## Goal
Set down the material below word for word, excluding the pictures.

• • • • • • •

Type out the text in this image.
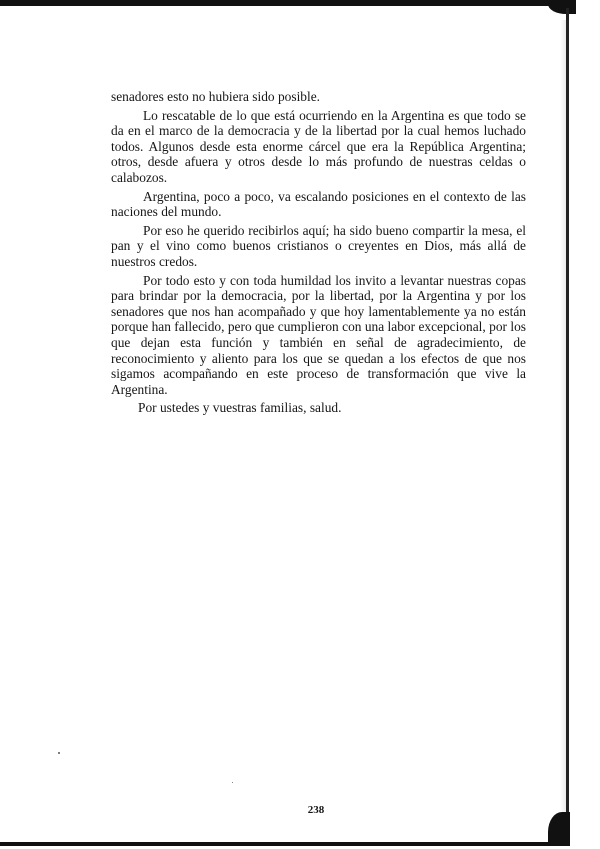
senadores esto no hubiera sido posible.

Lo rescatable de lo que está ocurriendo en la Argentina es que todo se da en el marco de la democracia y de la libertad por la cual hemos luchado todos. Algunos desde esta enorme cárcel que era la República Argentina; otros, desde afuera y otros desde lo más profundo de nuestras celdas o calabozos.

Argentina, poco a poco, va escalando posiciones en el contexto de las naciones del mundo.

Por eso he querido recibirlos aquí; ha sido bueno compartir la mesa, el pan y el vino como buenos cristianos o creyentes en Dios, más allá de nuestros credos.

Por todo esto y con toda humildad los invito a levantar nuestras copas para brindar por la democracia, por la libertad, por la Argentina y por los senadores que nos han acompañado y que hoy lamentablemente ya no están porque han fallecido, pero que cumplieron con una labor excepcional, por los que dejan esta función y también en señal de agradecimiento, de reconocimiento y aliento para los que se quedan a los efectos de que nos sigamos acompañando en este proceso de transformación que vive la Argentina.

Por ustedes y vuestras familias, salud.

238
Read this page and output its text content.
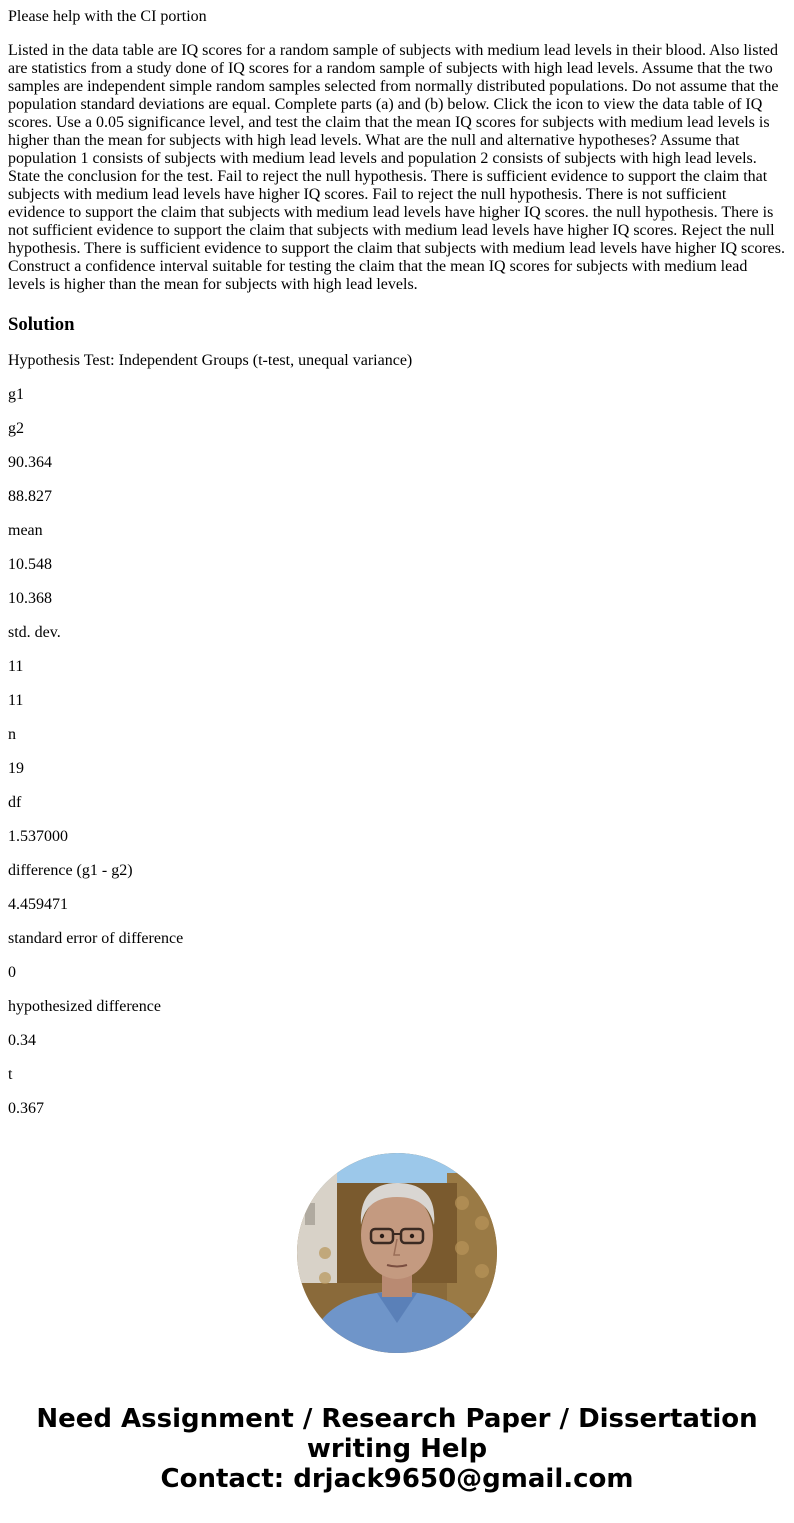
Please help with the CI portion

Listed in the data table are IQ scores for a random sample of subjects with medium lead levels in their blood. Also listed are statistics from a study done of IQ scores for a random sample of subjects with high lead levels. Assume that the two samples are independent simple random samples selected from normally distributed populations. Do not assume that the population standard deviations are equal. Complete parts (a) and (b) below. Click the icon to view the data table of IQ scores. Use a 0.05 significance level, and test the claim that the mean IQ scores for subjects with medium lead levels is higher than the mean for subjects with high lead levels. What are the null and alternative hypotheses? Assume that population 1 consists of subjects with medium lead levels and population 2 consists of subjects with high lead levels. State the conclusion for the test. Fail to reject the null hypothesis. There is sufficient evidence to support the claim that subjects with medium lead levels have higher IQ scores. Fail to reject the null hypothesis. There is not sufficient evidence to support the claim that subjects with medium lead levels have higher IQ scores. the null hypothesis. There is not sufficient evidence to support the claim that subjects with medium lead levels have higher IQ scores. Reject the null hypothesis. There is sufficient evidence to support the claim that subjects with medium lead levels have higher IQ scores. Construct a confidence interval suitable for testing the claim that the mean IQ scores for subjects with medium lead levels is higher than the mean for subjects with high lead levels.

Solution

Hypothesis Test: Independent Groups (t-test, unequal variance)

g1

g2

90.364

88.827

mean

10.548

10.368

std. dev.

11

11

n

19

df

1.537000

difference (g1 - g2)

4.459471

standard error of difference

0

hypothesized difference

0.34

t

0.367

Need Assignment / Research Paper / Dissertation
writing Help
Contact: drjack9650@gmail.com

• • • • • • •

## Solution below
Type out the text in this image.
senadores esto no hubiera sido posible.

Lo rescatable de lo que está ocurriendo en la Argentina es que todo se da en el marco de la democracia y de la libertad por la cual hemos luchado todos. Algunos desde esta enorme cárcel que era la República Argentina; otros, desde afuera y otros desde lo más profundo de nuestras celdas o calabozos.

Argentina, poco a poco, va escalando posiciones en el contexto de las naciones del mundo.

Por eso he querido recibirlos aquí; ha sido bueno compartir la mesa, el pan y el vino como buenos cristianos o creyentes en Dios, más allá de nuestros credos.

Por todo esto y con toda humildad los invito a levantar nuestras copas para brindar por la democracia, por la libertad, por la Argentina y por los senadores que nos han acompañado y que hoy lamentablemente ya no están porque han fallecido, pero que cumplieron con una labor excepcional, por los que dejan esta función y también en señal de agradecimiento, de reconocimiento y aliento para los que se quedan a los efectos de que nos sigamos acompañando en este proceso de transformación que vive la Argentina.

Por ustedes y vuestras familias, salud.

238
Read this page and output its text content.
Please help with the CI portion

Listed in the data table are IQ scores for a random sample of subjects with medium lead levels in their blood. Also listed are statistics from a study done of IQ scores for a random sample of subjects with high lead levels. Assume that the two samples are independent simple random samples selected from normally distributed populations. Do not assume that the population standard deviations are equal. Complete parts (a) and (b) below. Click the icon to view the data table of IQ scores. Use a 0.05 significance level, and test the claim that the mean IQ scores for subjects with medium lead levels is higher than the mean for subjects with high lead levels. What are the null and alternative hypotheses? Assume that population 1 consists of subjects with medium lead levels and population 2 consists of subjects with high lead levels. State the conclusion for the test. Fail to reject the null hypothesis. There is sufficient evidence to support the claim that subjects with medium lead levels have higher IQ scores. Fail to reject the null hypothesis. There is not sufficient evidence to support the claim that subjects with medium lead levels have higher IQ scores. the null hypothesis. There is not sufficient evidence to support the claim that subjects with medium lead levels have higher IQ scores. Reject the null hypothesis. There is sufficient evidence to support the claim that subjects with medium lead levels have higher IQ scores. Construct a confidence interval suitable for testing the claim that the mean IQ scores for subjects with medium lead levels is higher than the mean for subjects with high lead levels.

Solution

Hypothesis Test: Independent Groups (t-test, unequal variance)

g1

g2

90.364

88.827

mean

10.548

10.368

std. dev.

11

11

n

19

df

1.537000

difference (g1 - g2)

4.459471

standard error of difference

0

hypothesized difference

0.34

t

0.367

Need Assignment / Research Paper / Dissertation
writing Help
Contact: drjack9650@gmail.com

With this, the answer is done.